(Dataset entries)
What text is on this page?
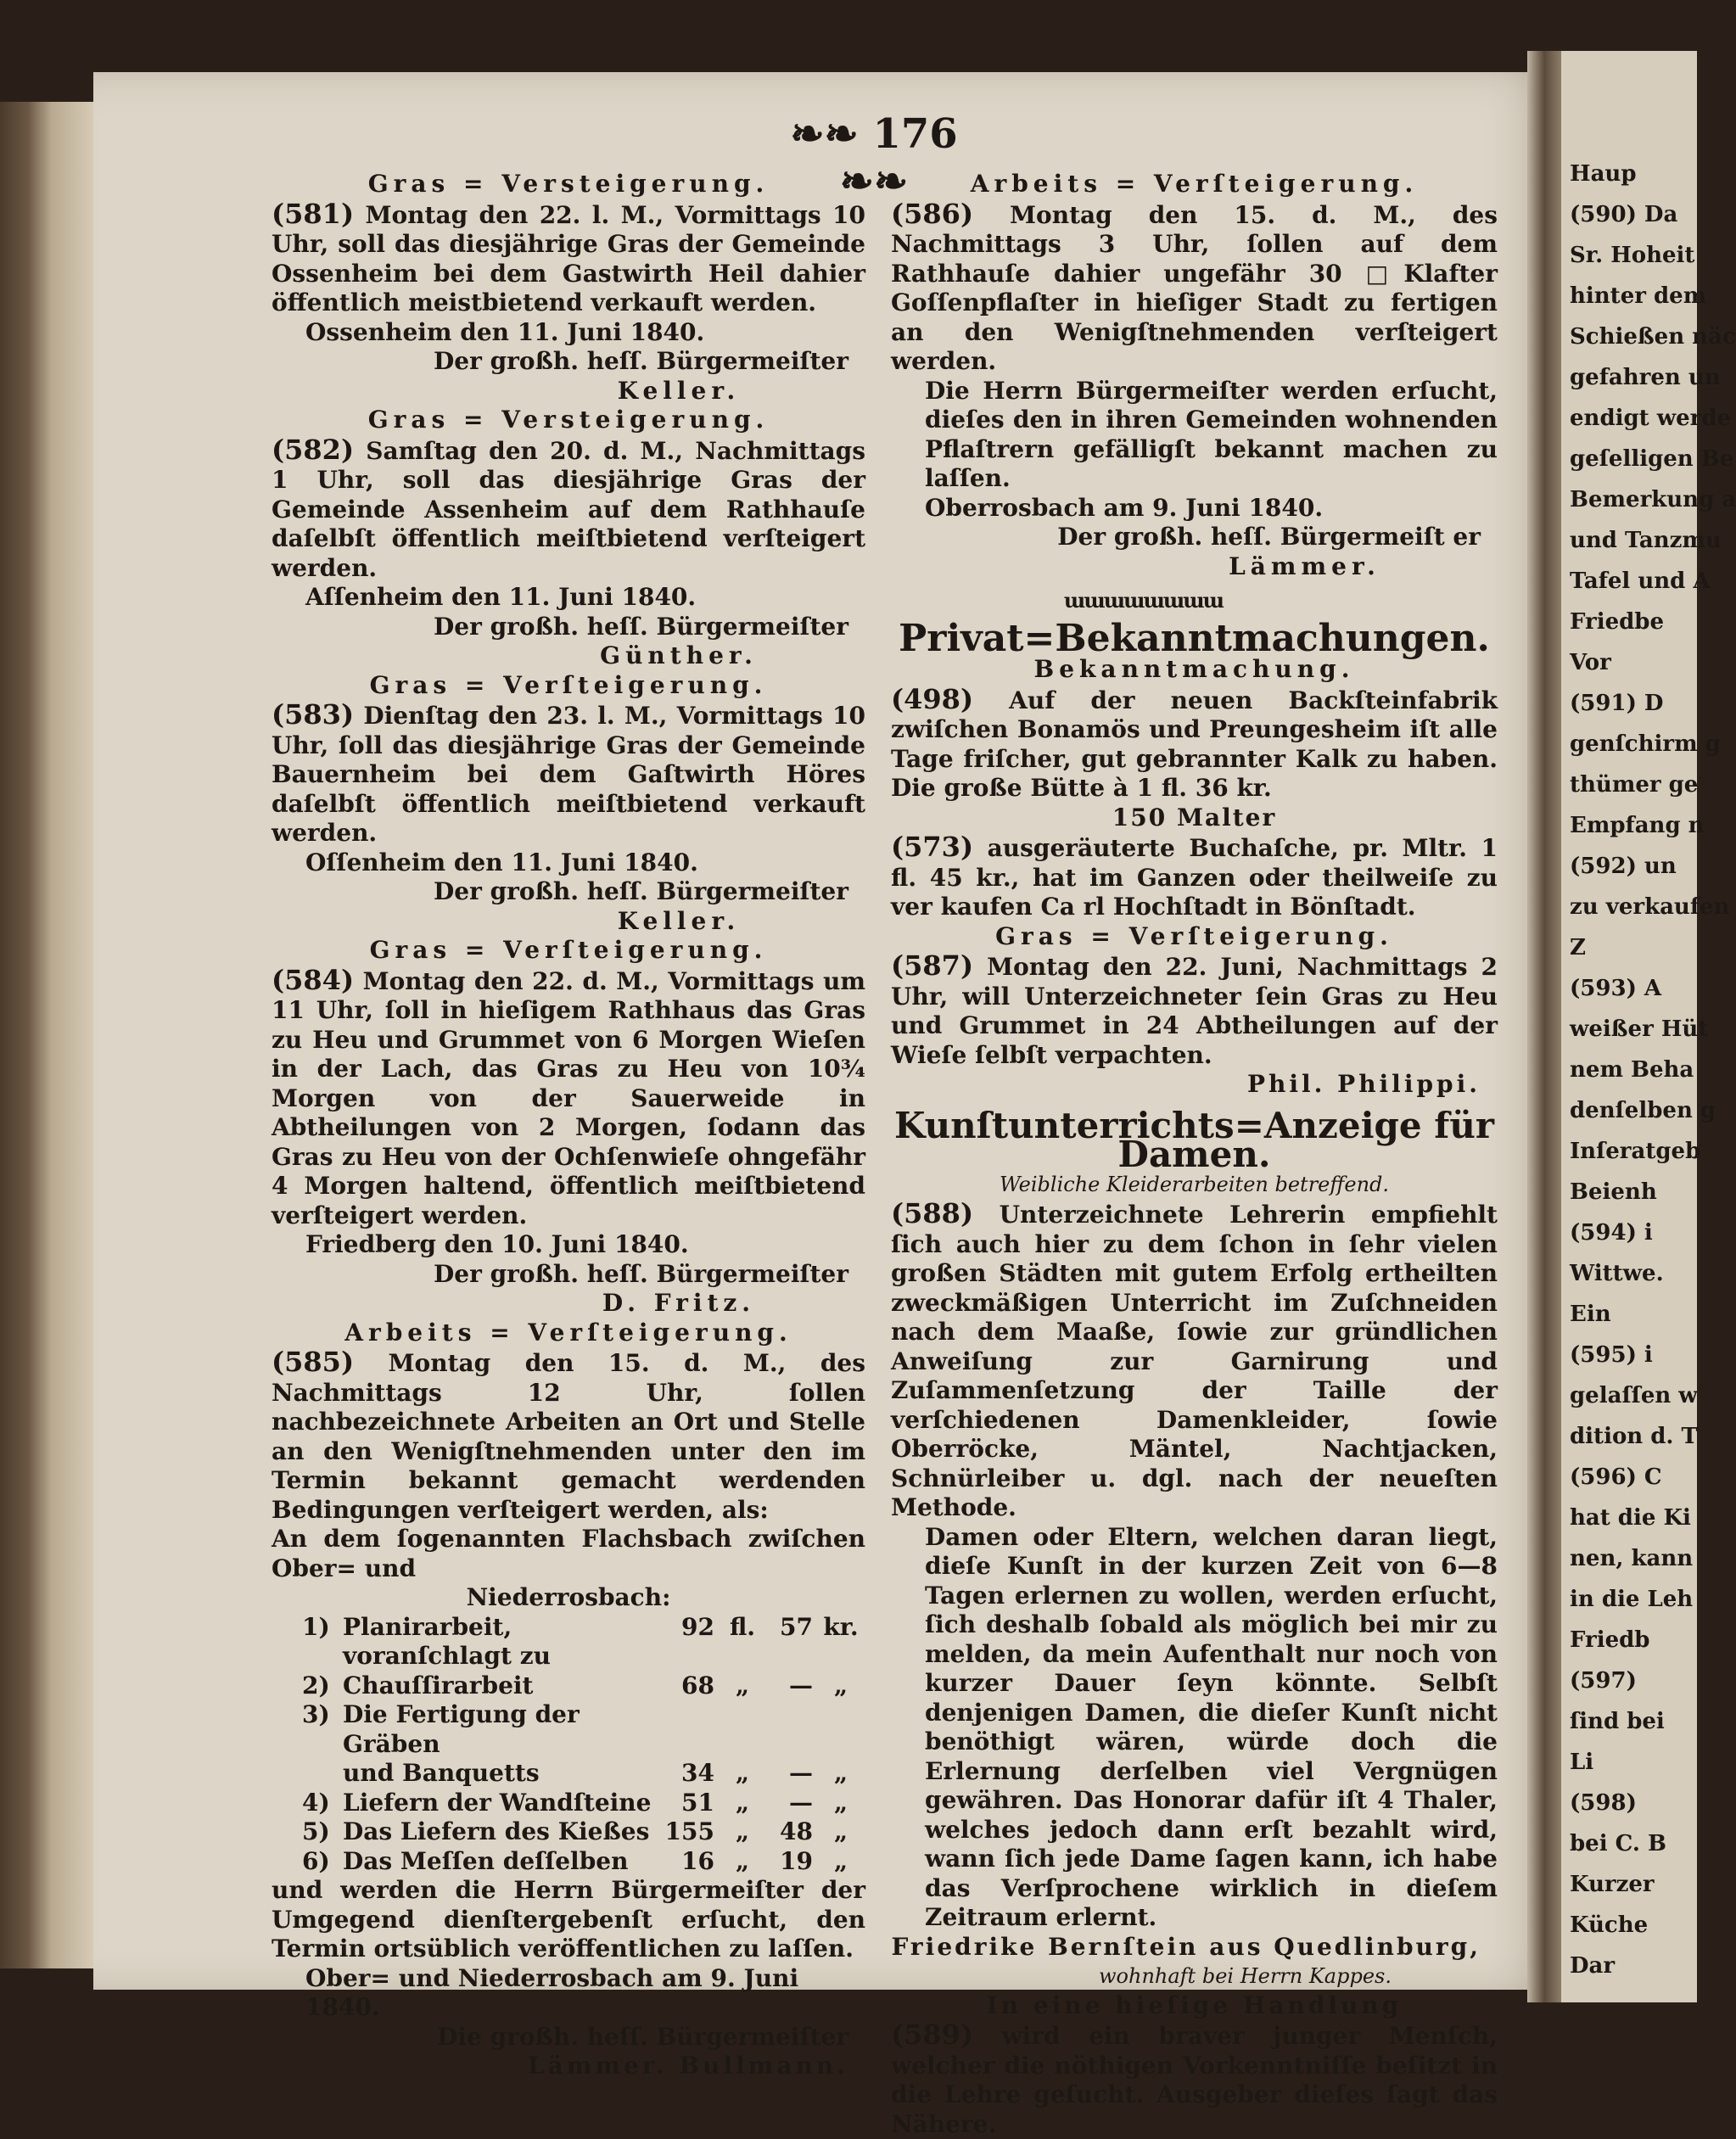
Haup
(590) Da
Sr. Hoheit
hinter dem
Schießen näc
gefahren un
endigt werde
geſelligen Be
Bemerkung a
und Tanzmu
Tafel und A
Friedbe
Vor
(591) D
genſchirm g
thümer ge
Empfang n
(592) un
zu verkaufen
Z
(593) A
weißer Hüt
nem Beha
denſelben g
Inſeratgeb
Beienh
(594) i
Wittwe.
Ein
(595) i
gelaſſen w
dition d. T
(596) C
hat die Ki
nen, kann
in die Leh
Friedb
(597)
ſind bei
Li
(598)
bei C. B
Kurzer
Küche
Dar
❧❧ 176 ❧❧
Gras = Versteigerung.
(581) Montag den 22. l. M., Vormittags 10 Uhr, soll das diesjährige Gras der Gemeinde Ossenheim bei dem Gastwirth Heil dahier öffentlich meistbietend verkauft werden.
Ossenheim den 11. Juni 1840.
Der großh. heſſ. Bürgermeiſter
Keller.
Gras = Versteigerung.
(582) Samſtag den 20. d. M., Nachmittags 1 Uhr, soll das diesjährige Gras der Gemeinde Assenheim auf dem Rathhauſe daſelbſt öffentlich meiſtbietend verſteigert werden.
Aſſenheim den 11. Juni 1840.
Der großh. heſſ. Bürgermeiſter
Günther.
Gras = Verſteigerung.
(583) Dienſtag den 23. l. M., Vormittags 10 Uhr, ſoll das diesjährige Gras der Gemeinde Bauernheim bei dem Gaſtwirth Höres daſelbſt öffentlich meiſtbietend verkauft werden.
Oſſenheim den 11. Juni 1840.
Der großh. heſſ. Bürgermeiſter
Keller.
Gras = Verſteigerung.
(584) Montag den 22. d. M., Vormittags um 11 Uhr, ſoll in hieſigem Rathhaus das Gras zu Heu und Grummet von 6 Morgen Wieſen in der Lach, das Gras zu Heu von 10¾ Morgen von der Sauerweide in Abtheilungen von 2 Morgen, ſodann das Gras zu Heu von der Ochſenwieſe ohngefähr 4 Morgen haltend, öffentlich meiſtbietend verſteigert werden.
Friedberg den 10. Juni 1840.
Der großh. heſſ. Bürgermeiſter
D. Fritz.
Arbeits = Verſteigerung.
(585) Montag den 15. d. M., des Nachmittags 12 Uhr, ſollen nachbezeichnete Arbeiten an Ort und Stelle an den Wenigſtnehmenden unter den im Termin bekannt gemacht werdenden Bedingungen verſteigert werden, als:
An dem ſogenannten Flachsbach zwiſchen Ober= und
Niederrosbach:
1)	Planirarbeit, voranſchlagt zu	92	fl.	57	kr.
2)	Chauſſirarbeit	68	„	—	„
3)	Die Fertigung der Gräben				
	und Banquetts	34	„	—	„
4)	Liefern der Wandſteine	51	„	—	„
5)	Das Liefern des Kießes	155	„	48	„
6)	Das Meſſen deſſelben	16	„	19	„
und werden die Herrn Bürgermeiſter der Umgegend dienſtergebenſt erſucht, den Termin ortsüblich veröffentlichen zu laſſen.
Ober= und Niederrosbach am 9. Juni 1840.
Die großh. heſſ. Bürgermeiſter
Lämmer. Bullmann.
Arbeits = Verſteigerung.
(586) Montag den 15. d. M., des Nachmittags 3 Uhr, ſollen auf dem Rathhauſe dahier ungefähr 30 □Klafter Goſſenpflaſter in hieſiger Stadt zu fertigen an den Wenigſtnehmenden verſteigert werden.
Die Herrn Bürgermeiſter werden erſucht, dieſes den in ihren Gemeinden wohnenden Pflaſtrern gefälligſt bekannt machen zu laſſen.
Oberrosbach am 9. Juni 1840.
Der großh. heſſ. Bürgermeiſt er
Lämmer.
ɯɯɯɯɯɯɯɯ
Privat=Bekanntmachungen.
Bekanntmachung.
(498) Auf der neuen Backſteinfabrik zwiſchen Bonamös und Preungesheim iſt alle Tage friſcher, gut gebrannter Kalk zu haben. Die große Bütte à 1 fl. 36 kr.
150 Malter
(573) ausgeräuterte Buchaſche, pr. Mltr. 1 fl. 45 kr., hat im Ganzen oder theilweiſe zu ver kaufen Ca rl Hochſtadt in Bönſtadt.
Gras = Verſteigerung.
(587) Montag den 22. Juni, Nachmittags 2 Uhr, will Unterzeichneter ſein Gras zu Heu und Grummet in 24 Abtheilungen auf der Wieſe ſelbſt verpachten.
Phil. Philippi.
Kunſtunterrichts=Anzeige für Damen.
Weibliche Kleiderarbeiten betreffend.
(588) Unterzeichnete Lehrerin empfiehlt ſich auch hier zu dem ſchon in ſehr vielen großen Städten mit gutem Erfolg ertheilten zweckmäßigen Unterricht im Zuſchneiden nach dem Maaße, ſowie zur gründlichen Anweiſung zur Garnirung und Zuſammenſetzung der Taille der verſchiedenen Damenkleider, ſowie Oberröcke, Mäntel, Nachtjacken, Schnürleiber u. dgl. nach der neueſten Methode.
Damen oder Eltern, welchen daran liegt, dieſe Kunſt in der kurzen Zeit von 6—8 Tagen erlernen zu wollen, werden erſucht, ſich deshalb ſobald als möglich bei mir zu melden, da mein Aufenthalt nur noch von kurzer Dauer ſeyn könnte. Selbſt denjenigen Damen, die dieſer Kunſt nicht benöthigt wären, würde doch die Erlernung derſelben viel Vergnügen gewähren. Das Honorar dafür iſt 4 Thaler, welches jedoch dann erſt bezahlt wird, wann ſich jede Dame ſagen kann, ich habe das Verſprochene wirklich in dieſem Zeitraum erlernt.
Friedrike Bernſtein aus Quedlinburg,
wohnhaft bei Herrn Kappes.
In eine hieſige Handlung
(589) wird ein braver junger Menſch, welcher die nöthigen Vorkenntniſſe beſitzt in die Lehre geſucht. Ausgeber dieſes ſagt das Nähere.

◆ Objective
Transcribe the whole listing exactly. Pictures stay out of your copy.

◆ Exercise output
What text is on this page?
Haup
(590) Da
Sr. Hoheit
hinter dem
Schießen näc
gefahren un
endigt werde
geſelligen Be
Bemerkung a
und Tanzmu
Tafel und A
Friedbe
Vor
(591) D
genſchirm g
thümer ge
Empfang n
(592) un
zu verkaufen
Z
(593) A
weißer Hüt
nem Beha
denſelben g
Inſeratgeb
Beienh
(594) i
Wittwe.
Ein
(595) i
gelaſſen w
dition d. T
(596) C
hat die Ki
nen, kann
in die Leh
Friedb
(597)
ſind bei
Li
(598)
bei C. B
Kurzer
Küche
Dar
❧❧ 176 ❧❧
Gras = Versteigerung.
(581) Montag den 22. l. M., Vormittags 10 Uhr, soll das diesjährige Gras der Gemeinde Ossenheim bei dem Gastwirth Heil dahier öffentlich meistbietend verkauft werden.
Ossenheim den 11. Juni 1840.
Der großh. heſſ. Bürgermeiſter
Keller.
Gras = Versteigerung.
(582) Samſtag den 20. d. M., Nachmittags 1 Uhr, soll das diesjährige Gras der Gemeinde Assenheim auf dem Rathhauſe daſelbſt öffentlich meiſtbietend verſteigert werden.
Aſſenheim den 11. Juni 1840.
Der großh. heſſ. Bürgermeiſter
Günther.
Gras = Verſteigerung.
(583) Dienſtag den 23. l. M., Vormittags 10 Uhr, ſoll das diesjährige Gras der Gemeinde Bauernheim bei dem Gaſtwirth Höres daſelbſt öffentlich meiſtbietend verkauft werden.
Oſſenheim den 11. Juni 1840.
Der großh. heſſ. Bürgermeiſter
Keller.
Gras = Verſteigerung.
(584) Montag den 22. d. M., Vormittags um 11 Uhr, ſoll in hieſigem Rathhaus das Gras zu Heu und Grummet von 6 Morgen Wieſen in der Lach, das Gras zu Heu von 10¾ Morgen von der Sauerweide in Abtheilungen von 2 Morgen, ſodann das Gras zu Heu von der Ochſenwieſe ohngefähr 4 Morgen haltend, öffentlich meiſtbietend verſteigert werden.
Friedberg den 10. Juni 1840.
Der großh. heſſ. Bürgermeiſter
D. Fritz.
Arbeits = Verſteigerung.
(585) Montag den 15. d. M., des Nachmittags 12 Uhr, ſollen nachbezeichnete Arbeiten an Ort und Stelle an den Wenigſtnehmenden unter den im Termin bekannt gemacht werdenden Bedingungen verſteigert werden, als:
An dem ſogenannten Flachsbach zwiſchen Ober= und
Niederrosbach:
1)	Planirarbeit, voranſchlagt zu	92	fl.	57	kr.
2)	Chauſſirarbeit	68	„	—	„
3)	Die Fertigung der Gräben				
	und Banquetts	34	„	—	„
4)	Liefern der Wandſteine	51	„	—	„
5)	Das Liefern des Kießes	155	„	48	„
6)	Das Meſſen deſſelben	16	„	19	„
und werden die Herrn Bürgermeiſter der Umgegend dienſtergebenſt erſucht, den Termin ortsüblich veröffentlichen zu laſſen.
Ober= und Niederrosbach am 9. Juni 1840.
Die großh. heſſ. Bürgermeiſter
Lämmer. Bullmann.
Arbeits = Verſteigerung.
(586) Montag den 15. d. M., des Nachmittags 3 Uhr, ſollen auf dem Rathhauſe dahier ungefähr 30 □Klafter Goſſenpflaſter in hieſiger Stadt zu fertigen an den Wenigſtnehmenden verſteigert werden.
Die Herrn Bürgermeiſter werden erſucht, dieſes den in ihren Gemeinden wohnenden Pflaſtrern gefälligſt bekannt machen zu laſſen.
Oberrosbach am 9. Juni 1840.
Der großh. heſſ. Bürgermeiſt er
Lämmer.
ɯɯɯɯɯɯɯɯ
Privat=Bekanntmachungen.
Bekanntmachung.
(498) Auf der neuen Backſteinfabrik zwiſchen Bonamös und Preungesheim iſt alle Tage friſcher, gut gebrannter Kalk zu haben. Die große Bütte à 1 fl. 36 kr.
150 Malter
(573) ausgeräuterte Buchaſche, pr. Mltr. 1 fl. 45 kr., hat im Ganzen oder theilweiſe zu ver kaufen Ca rl Hochſtadt in Bönſtadt.
Gras = Verſteigerung.
(587) Montag den 22. Juni, Nachmittags 2 Uhr, will Unterzeichneter ſein Gras zu Heu und Grummet in 24 Abtheilungen auf der Wieſe ſelbſt verpachten.
Phil. Philippi.
Kunſtunterrichts=Anzeige für Damen.
Weibliche Kleiderarbeiten betreffend.
(588) Unterzeichnete Lehrerin empfiehlt ſich auch hier zu dem ſchon in ſehr vielen großen Städten mit gutem Erfolg ertheilten zweckmäßigen Unterricht im Zuſchneiden nach dem Maaße, ſowie zur gründlichen Anweiſung zur Garnirung und Zuſammenſetzung der Taille der verſchiedenen Damenkleider, ſowie Oberröcke, Mäntel, Nachtjacken, Schnürleiber u. dgl. nach der neueſten Methode.
Damen oder Eltern, welchen daran liegt, dieſe Kunſt in der kurzen Zeit von 6—8 Tagen erlernen zu wollen, werden erſucht, ſich deshalb ſobald als möglich bei mir zu melden, da mein Aufenthalt nur noch von kurzer Dauer ſeyn könnte. Selbſt denjenigen Damen, die dieſer Kunſt nicht benöthigt wären, würde doch die Erlernung derſelben viel Vergnügen gewähren. Das Honorar dafür iſt 4 Thaler, welches jedoch dann erſt bezahlt wird, wann ſich jede Dame ſagen kann, ich habe das Verſprochene wirklich in dieſem Zeitraum erlernt.
Friedrike Bernſtein aus Quedlinburg,
wohnhaft bei Herrn Kappes.
In eine hieſige Handlung
(589) wird ein braver junger Menſch, welcher die nöthigen Vorkenntniſſe beſitzt in die Lehre geſucht. Ausgeber dieſes ſagt das Nähere.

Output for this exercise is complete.